Exercise goal | Write the data out again in full, with no departure from the original.

Records provided |
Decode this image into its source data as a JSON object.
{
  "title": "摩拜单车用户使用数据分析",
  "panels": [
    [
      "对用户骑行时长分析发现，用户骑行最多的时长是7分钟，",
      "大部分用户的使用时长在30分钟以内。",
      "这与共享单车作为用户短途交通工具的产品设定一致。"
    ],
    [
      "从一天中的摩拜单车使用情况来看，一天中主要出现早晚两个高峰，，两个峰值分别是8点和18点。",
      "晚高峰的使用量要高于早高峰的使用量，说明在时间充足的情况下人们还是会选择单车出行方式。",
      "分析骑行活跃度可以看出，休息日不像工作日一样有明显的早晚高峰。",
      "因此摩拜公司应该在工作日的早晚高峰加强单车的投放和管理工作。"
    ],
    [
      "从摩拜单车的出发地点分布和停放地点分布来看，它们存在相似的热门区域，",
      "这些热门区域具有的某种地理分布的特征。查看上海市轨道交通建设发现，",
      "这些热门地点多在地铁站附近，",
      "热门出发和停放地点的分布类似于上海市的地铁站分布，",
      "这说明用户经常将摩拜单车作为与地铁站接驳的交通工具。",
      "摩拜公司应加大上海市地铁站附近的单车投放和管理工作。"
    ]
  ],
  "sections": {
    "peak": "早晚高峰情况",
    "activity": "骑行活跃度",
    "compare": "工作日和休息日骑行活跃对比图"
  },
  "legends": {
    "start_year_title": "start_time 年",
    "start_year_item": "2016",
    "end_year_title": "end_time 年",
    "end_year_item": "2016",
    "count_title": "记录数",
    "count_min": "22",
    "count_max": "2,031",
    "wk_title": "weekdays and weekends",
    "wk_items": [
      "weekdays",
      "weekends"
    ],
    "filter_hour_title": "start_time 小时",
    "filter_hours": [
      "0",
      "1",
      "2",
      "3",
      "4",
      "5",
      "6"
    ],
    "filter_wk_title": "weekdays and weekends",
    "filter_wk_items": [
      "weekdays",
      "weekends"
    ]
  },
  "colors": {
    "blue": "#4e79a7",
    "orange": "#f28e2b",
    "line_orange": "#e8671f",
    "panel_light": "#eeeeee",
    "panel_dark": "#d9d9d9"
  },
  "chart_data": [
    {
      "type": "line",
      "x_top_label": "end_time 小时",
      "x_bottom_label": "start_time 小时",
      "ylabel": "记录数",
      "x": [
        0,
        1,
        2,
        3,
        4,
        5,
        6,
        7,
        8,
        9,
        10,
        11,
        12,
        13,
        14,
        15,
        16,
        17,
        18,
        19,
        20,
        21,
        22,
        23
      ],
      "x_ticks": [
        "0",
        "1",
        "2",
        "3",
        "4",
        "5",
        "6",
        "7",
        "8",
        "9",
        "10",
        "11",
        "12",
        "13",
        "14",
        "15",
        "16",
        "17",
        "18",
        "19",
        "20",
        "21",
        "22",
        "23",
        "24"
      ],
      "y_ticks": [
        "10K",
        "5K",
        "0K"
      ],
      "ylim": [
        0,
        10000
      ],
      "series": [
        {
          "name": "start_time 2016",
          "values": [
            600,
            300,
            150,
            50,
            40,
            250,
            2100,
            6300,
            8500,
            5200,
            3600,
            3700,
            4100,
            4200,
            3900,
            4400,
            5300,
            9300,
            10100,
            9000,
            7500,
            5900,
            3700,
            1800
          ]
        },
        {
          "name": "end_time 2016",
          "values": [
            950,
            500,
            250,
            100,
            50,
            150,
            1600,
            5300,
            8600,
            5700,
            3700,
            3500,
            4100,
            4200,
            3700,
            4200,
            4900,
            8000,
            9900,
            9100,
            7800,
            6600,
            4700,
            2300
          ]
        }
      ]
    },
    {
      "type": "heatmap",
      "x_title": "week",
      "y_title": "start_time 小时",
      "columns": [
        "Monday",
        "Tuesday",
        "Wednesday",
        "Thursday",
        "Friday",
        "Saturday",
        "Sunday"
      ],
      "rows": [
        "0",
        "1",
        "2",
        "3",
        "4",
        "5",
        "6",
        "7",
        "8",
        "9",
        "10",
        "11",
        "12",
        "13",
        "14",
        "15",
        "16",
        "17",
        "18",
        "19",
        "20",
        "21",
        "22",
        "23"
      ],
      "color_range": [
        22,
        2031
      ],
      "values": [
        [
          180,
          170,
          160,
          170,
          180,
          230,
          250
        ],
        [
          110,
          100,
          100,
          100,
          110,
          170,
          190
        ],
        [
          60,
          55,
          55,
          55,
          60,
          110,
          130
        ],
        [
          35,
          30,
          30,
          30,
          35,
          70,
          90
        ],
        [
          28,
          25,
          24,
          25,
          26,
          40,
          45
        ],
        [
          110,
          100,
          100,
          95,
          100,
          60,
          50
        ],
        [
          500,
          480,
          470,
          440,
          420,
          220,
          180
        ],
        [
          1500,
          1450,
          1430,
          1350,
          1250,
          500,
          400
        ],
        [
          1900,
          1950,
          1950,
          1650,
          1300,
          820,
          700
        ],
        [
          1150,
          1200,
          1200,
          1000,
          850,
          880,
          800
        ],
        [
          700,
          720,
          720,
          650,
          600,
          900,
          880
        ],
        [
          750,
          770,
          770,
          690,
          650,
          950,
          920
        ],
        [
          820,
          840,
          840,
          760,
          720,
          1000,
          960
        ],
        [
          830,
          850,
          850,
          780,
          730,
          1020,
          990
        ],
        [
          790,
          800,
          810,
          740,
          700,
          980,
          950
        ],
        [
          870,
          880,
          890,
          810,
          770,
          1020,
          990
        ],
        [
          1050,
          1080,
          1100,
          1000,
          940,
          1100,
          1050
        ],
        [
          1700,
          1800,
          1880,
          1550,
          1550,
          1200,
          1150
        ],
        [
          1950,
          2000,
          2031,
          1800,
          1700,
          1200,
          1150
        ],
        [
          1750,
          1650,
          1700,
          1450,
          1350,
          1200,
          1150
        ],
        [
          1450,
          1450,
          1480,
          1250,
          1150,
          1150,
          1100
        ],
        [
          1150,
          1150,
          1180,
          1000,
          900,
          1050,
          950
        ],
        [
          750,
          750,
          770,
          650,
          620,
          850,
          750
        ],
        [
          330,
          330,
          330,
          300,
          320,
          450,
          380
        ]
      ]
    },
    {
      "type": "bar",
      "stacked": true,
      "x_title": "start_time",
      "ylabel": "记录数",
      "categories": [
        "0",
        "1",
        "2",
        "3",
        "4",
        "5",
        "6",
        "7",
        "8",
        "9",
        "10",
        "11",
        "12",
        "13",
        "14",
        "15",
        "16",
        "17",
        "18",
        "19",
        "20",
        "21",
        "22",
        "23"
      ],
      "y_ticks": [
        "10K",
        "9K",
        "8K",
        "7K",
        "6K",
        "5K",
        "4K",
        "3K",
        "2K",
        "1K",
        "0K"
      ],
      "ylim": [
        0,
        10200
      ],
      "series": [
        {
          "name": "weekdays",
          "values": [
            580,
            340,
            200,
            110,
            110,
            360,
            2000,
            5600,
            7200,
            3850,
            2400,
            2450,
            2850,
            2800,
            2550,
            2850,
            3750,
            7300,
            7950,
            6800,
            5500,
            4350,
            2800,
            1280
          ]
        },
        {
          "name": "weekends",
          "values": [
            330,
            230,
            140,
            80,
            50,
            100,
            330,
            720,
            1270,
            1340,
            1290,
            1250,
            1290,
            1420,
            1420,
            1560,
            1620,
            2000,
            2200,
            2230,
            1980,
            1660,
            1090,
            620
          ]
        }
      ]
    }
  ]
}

Answer |
Decode this image into its source data as a JSON object.
{
  "title": "摩拜单车用户使用数据分析",
  "panels": [
    [
      "对用户骑行时长分析发现，用户骑行最多的时长是7分钟，",
      "大部分用户的使用时长在30分钟以内。",
      "这与共享单车作为用户短途交通工具的产品设定一致。"
    ],
    [
      "从一天中的摩拜单车使用情况来看，一天中主要出现早晚两个高峰，，两个峰值分别是8点和18点。",
      "晚高峰的使用量要高于早高峰的使用量，说明在时间充足的情况下人们还是会选择单车出行方式。",
      "分析骑行活跃度可以看出，休息日不像工作日一样有明显的早晚高峰。",
      "因此摩拜公司应该在工作日的早晚高峰加强单车的投放和管理工作。"
    ],
    [
      "从摩拜单车的出发地点分布和停放地点分布来看，它们存在相似的热门区域，",
      "这些热门区域具有的某种地理分布的特征。查看上海市轨道交通建设发现，",
      "这些热门地点多在地铁站附近，",
      "热门出发和停放地点的分布类似于上海市的地铁站分布，",
      "这说明用户经常将摩拜单车作为与地铁站接驳的交通工具。",
      "摩拜公司应加大上海市地铁站附近的单车投放和管理工作。"
    ]
  ],
  "sections": {
    "peak": "早晚高峰情况",
    "activity": "骑行活跃度",
    "compare": "工作日和休息日骑行活跃对比图"
  },
  "legends": {
    "start_year_title": "start_time 年",
    "start_year_item": "2016",
    "end_year_title": "end_time 年",
    "end_year_item": "2016",
    "count_title": "记录数",
    "count_min": "22",
    "count_max": "2,031",
    "wk_title": "weekdays and weekends",
    "wk_items": [
      "weekdays",
      "weekends"
    ],
    "filter_hour_title": "start_time 小时",
    "filter_hours": [
      "0",
      "1",
      "2",
      "3",
      "4",
      "5",
      "6"
    ],
    "filter_wk_title": "weekdays and weekends",
    "filter_wk_items": [
      "weekdays",
      "weekends"
    ]
  },
  "colors": {
    "blue": "#4e79a7",
    "orange": "#f28e2b",
    "line_orange": "#e8671f",
    "panel_light": "#eeeeee",
    "panel_dark": "#d9d9d9"
  },
  "chart_data": [
    {
      "type": "line",
      "x_top_label": "end_time 小时",
      "x_bottom_label": "start_time 小时",
      "ylabel": "记录数",
      "x": [
        0,
        1,
        2,
        3,
        4,
        5,
        6,
        7,
        8,
        9,
        10,
        11,
        12,
        13,
        14,
        15,
        16,
        17,
        18,
        19,
        20,
        21,
        22,
        23
      ],
      "x_ticks": [
        "0",
        "1",
        "2",
        "3",
        "4",
        "5",
        "6",
        "7",
        "8",
        "9",
        "10",
        "11",
        "12",
        "13",
        "14",
        "15",
        "16",
        "17",
        "18",
        "19",
        "20",
        "21",
        "22",
        "23",
        "24"
      ],
      "y_ticks": [
        "10K",
        "5K",
        "0K"
      ],
      "ylim": [
        0,
        10000
      ],
      "series": [
        {
          "name": "start_time 2016",
          "values": [
            600,
            300,
            150,
            50,
            40,
            250,
            2100,
            6300,
            8500,
            5200,
            3600,
            3700,
            4100,
            4200,
            3900,
            4400,
            5300,
            9300,
            10100,
            9000,
            7500,
            5900,
            3700,
            1800
          ]
        },
        {
          "name": "end_time 2016",
          "values": [
            950,
            500,
            250,
            100,
            50,
            150,
            1600,
            5300,
            8600,
            5700,
            3700,
            3500,
            4100,
            4200,
            3700,
            4200,
            4900,
            8000,
            9900,
            9100,
            7800,
            6600,
            4700,
            2300
          ]
        }
      ]
    },
    {
      "type": "heatmap",
      "x_title": "week",
      "y_title": "start_time 小时",
      "columns": [
        "Monday",
        "Tuesday",
        "Wednesday",
        "Thursday",
        "Friday",
        "Saturday",
        "Sunday"
      ],
      "rows": [
        "0",
        "1",
        "2",
        "3",
        "4",
        "5",
        "6",
        "7",
        "8",
        "9",
        "10",
        "11",
        "12",
        "13",
        "14",
        "15",
        "16",
        "17",
        "18",
        "19",
        "20",
        "21",
        "22",
        "23"
      ],
      "color_range": [
        22,
        2031
      ],
      "values": [
        [
          180,
          170,
          160,
          170,
          180,
          230,
          250
        ],
        [
          110,
          100,
          100,
          100,
          110,
          170,
          190
        ],
        [
          60,
          55,
          55,
          55,
          60,
          110,
          130
        ],
        [
          35,
          30,
          30,
          30,
          35,
          70,
          90
        ],
        [
          28,
          25,
          24,
          25,
          26,
          40,
          45
        ],
        [
          110,
          100,
          100,
          95,
          100,
          60,
          50
        ],
        [
          500,
          480,
          470,
          440,
          420,
          220,
          180
        ],
        [
          1500,
          1450,
          1430,
          1350,
          1250,
          500,
          400
        ],
        [
          1900,
          1950,
          1950,
          1650,
          1300,
          820,
          700
        ],
        [
          1150,
          1200,
          1200,
          1000,
          850,
          880,
          800
        ],
        [
          700,
          720,
          720,
          650,
          600,
          900,
          880
        ],
        [
          750,
          770,
          770,
          690,
          650,
          950,
          920
        ],
        [
          820,
          840,
          840,
          760,
          720,
          1000,
          960
        ],
        [
          830,
          850,
          850,
          780,
          730,
          1020,
          990
        ],
        [
          790,
          800,
          810,
          740,
          700,
          980,
          950
        ],
        [
          870,
          880,
          890,
          810,
          770,
          1020,
          990
        ],
        [
          1050,
          1080,
          1100,
          1000,
          940,
          1100,
          1050
        ],
        [
          1700,
          1800,
          1880,
          1550,
          1550,
          1200,
          1150
        ],
        [
          1950,
          2000,
          2031,
          1800,
          1700,
          1200,
          1150
        ],
        [
          1750,
          1650,
          1700,
          1450,
          1350,
          1200,
          1150
        ],
        [
          1450,
          1450,
          1480,
          1250,
          1150,
          1150,
          1100
        ],
        [
          1150,
          1150,
          1180,
          1000,
          900,
          1050,
          950
        ],
        [
          750,
          750,
          770,
          650,
          620,
          850,
          750
        ],
        [
          330,
          330,
          330,
          300,
          320,
          450,
          380
        ]
      ]
    },
    {
      "type": "bar",
      "stacked": true,
      "x_title": "start_time",
      "ylabel": "记录数",
      "categories": [
        "0",
        "1",
        "2",
        "3",
        "4",
        "5",
        "6",
        "7",
        "8",
        "9",
        "10",
        "11",
        "12",
        "13",
        "14",
        "15",
        "16",
        "17",
        "18",
        "19",
        "20",
        "21",
        "22",
        "23"
      ],
      "y_ticks": [
        "10K",
        "9K",
        "8K",
        "7K",
        "6K",
        "5K",
        "4K",
        "3K",
        "2K",
        "1K",
        "0K"
      ],
      "ylim": [
        0,
        10200
      ],
      "series": [
        {
          "name": "weekdays",
          "values": [
            580,
            340,
            200,
            110,
            110,
            360,
            2000,
            5600,
            7200,
            3850,
            2400,
            2450,
            2850,
            2800,
            2550,
            2850,
            3750,
            7300,
            7950,
            6800,
            5500,
            4350,
            2800,
            1280
          ]
        },
        {
          "name": "weekends",
          "values": [
            330,
            230,
            140,
            80,
            50,
            100,
            330,
            720,
            1270,
            1340,
            1290,
            1250,
            1290,
            1420,
            1420,
            1560,
            1620,
            2000,
            2200,
            2230,
            1980,
            1660,
            1090,
            620
          ]
        }
      ]
    }
  ]
}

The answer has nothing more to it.